** GOAL **
Below are entries. Pull out all lines containing "medlem".
[start DATASET EXCERPTS]
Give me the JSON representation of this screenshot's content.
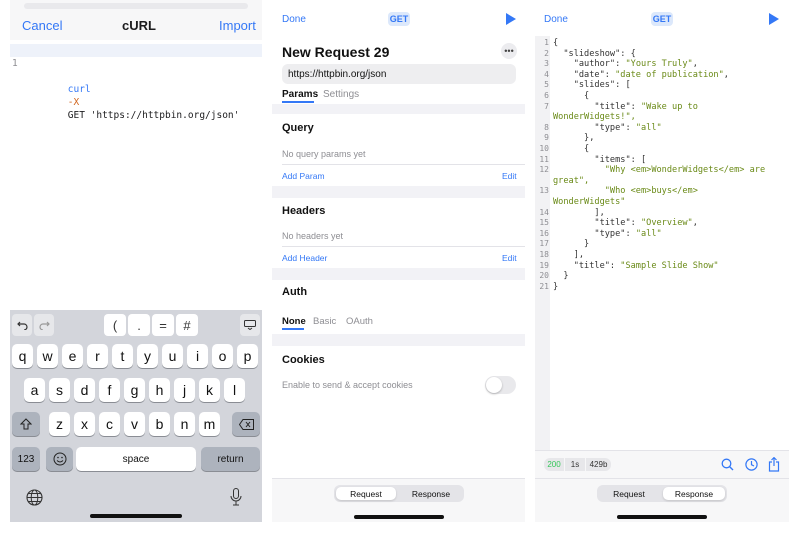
{
  "curl_panel": {
    "cancel": "Cancel",
    "title": "cURL",
    "import": "Import",
    "code_line_number": "1",
    "code_cmd": "curl",
    "code_flag": "-X",
    "code_rest": "GET 'https://httpbin.org/json'"
  },
  "keyboard": {
    "toolbar": [
      "(",
      ".",
      "=",
      "#"
    ],
    "row1": [
      "q",
      "w",
      "e",
      "r",
      "t",
      "y",
      "u",
      "i",
      "o",
      "p"
    ],
    "row2": [
      "a",
      "s",
      "d",
      "f",
      "g",
      "h",
      "j",
      "k",
      "l"
    ],
    "row3": [
      "z",
      "x",
      "c",
      "v",
      "b",
      "n",
      "m"
    ],
    "numbers_key": "123",
    "space_key": "space",
    "return_key": "return"
  },
  "request_panel": {
    "done": "Done",
    "method": "GET",
    "title": "New Request 29",
    "url": "https://httpbin.org/json",
    "tabs": [
      "Params",
      "Settings"
    ],
    "query": {
      "heading": "Query",
      "empty": "No query params yet",
      "add": "Add Param",
      "edit": "Edit"
    },
    "headers": {
      "heading": "Headers",
      "empty": "No headers yet",
      "add": "Add Header",
      "edit": "Edit"
    },
    "auth": {
      "heading": "Auth",
      "options": [
        "None",
        "Basic",
        "OAuth"
      ]
    },
    "cookies": {
      "heading": "Cookies",
      "label": "Enable to send & accept cookies",
      "enabled": false
    },
    "segment": [
      "Request",
      "Response"
    ]
  },
  "response_panel": {
    "done": "Done",
    "method": "GET",
    "lines": [
      [
        "1",
        "{"
      ],
      [
        "2",
        "  \"slideshow\": {"
      ],
      [
        "3",
        "    \"author\": \"Yours Truly\","
      ],
      [
        "4",
        "    \"date\": \"date of publication\","
      ],
      [
        "5",
        "    \"slides\": ["
      ],
      [
        "6",
        "      {"
      ],
      [
        "7",
        "        \"title\": \"Wake up to"
      ],
      [
        "",
        "WonderWidgets!\","
      ],
      [
        "8",
        "        \"type\": \"all\""
      ],
      [
        "9",
        "      },"
      ],
      [
        "10",
        "      {"
      ],
      [
        "11",
        "        \"items\": ["
      ],
      [
        "12",
        "          \"Why <em>WonderWidgets</em> are"
      ],
      [
        "",
        "great\","
      ],
      [
        "13",
        "          \"Who <em>buys</em>"
      ],
      [
        "",
        "WonderWidgets\""
      ],
      [
        "14",
        "        ],"
      ],
      [
        "15",
        "        \"title\": \"Overview\","
      ],
      [
        "16",
        "        \"type\": \"all\""
      ],
      [
        "17",
        "      }"
      ],
      [
        "18",
        "    ],"
      ],
      [
        "19",
        "    \"title\": \"Sample Slide Show\""
      ],
      [
        "20",
        "  }"
      ],
      [
        "21",
        "}"
      ]
    ],
    "status": "200",
    "time": "1s",
    "size": "429b",
    "segment": [
      "Request",
      "Response"
    ]
  },
  "colors": {
    "accent": "#3478f6",
    "string": "#6a8a17",
    "status_ok": "#34c759"
  }
}
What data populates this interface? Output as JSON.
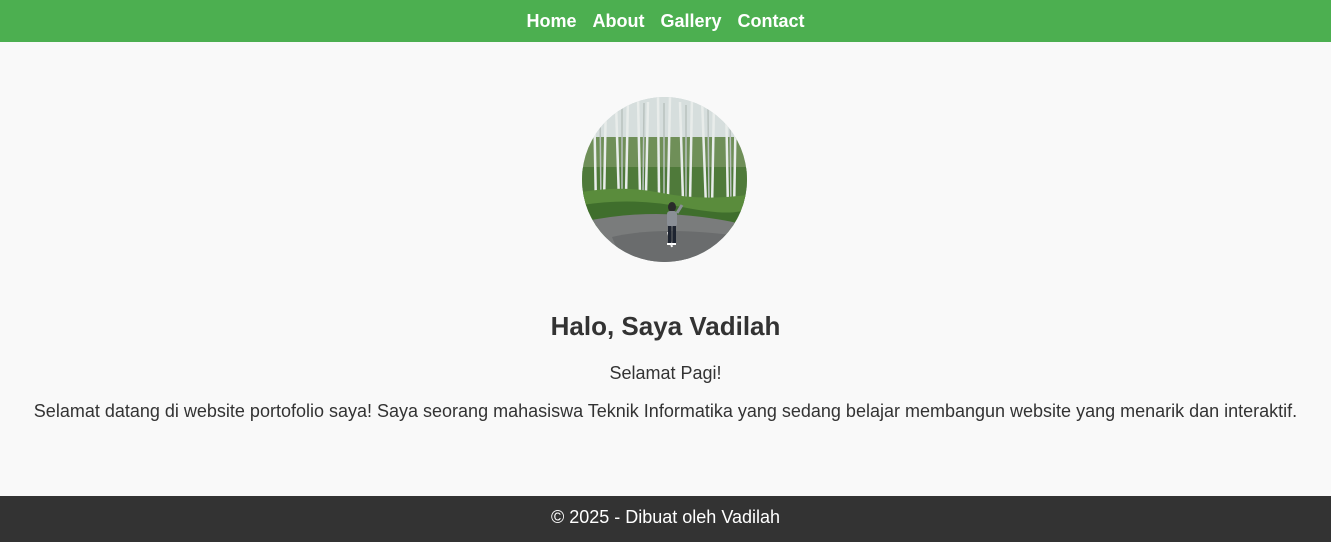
{
  "nav": {
    "items": [
      {
        "label": "Home"
      },
      {
        "label": "About"
      },
      {
        "label": "Gallery"
      },
      {
        "label": "Contact"
      }
    ]
  },
  "hero": {
    "title": "Halo, Saya Vadilah",
    "greeting": "Selamat Pagi!",
    "intro": "Selamat datang di website portofolio saya! Saya seorang mahasiswa Teknik Informatika yang sedang belajar membangun website yang menarik dan interaktif."
  },
  "footer": {
    "text": "© 2025 - Dibuat oleh Vadilah"
  },
  "colors": {
    "nav_background": "#4caf50",
    "page_background": "#f9f9f9",
    "footer_background": "#333333",
    "text": "#333333"
  }
}
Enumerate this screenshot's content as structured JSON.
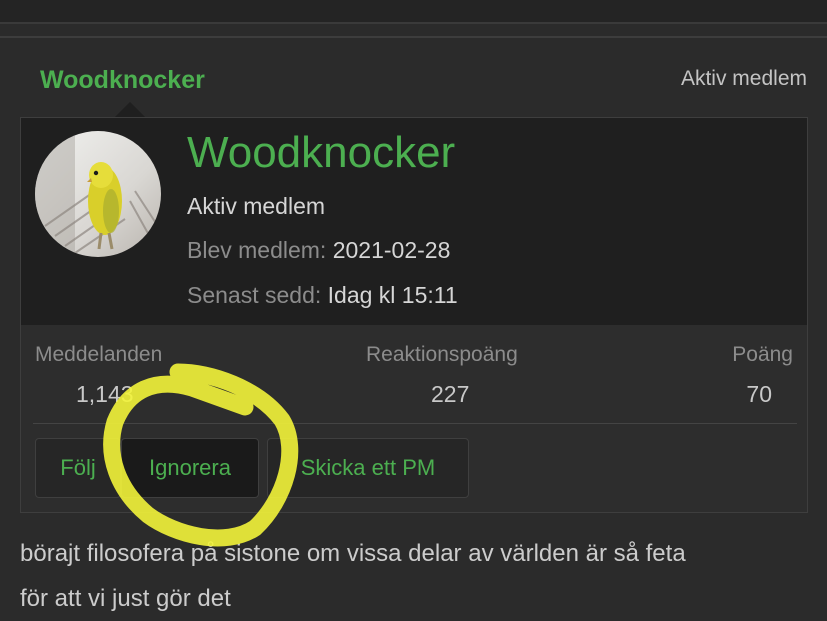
{
  "header": {
    "username": "Woodknocker",
    "role": "Aktiv medlem"
  },
  "profile": {
    "name": "Woodknocker",
    "role": "Aktiv medlem",
    "joined_label": "Blev medlem:",
    "joined_value": "2021-02-28",
    "last_seen_label": "Senast sedd:",
    "last_seen_value": "Idag kl 15:11",
    "avatar_icon": "parakeet-avatar",
    "accent_color": "#4caf50"
  },
  "stats": {
    "messages_label": "Meddelanden",
    "messages_value": "1,143",
    "reactions_label": "Reaktionspoäng",
    "reactions_value": "227",
    "points_label": "Poäng",
    "points_value": "70"
  },
  "actions": {
    "follow": "Följ",
    "ignore": "Ignorera",
    "send_pm": "Skicka ett PM"
  },
  "post": {
    "line1": "börajt filosofera på sistone om vissa delar av världen är så feta",
    "line2": "för att vi just gör det"
  },
  "annotation": {
    "color": "#f3f43a"
  }
}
[end DATASET EXCERPTS]
** ANSWER TO THIS EXERCISE **
    "role": "Aktiv medlem"
    "role": "Aktiv medlem",
    "joined_label": "Blev medlem:",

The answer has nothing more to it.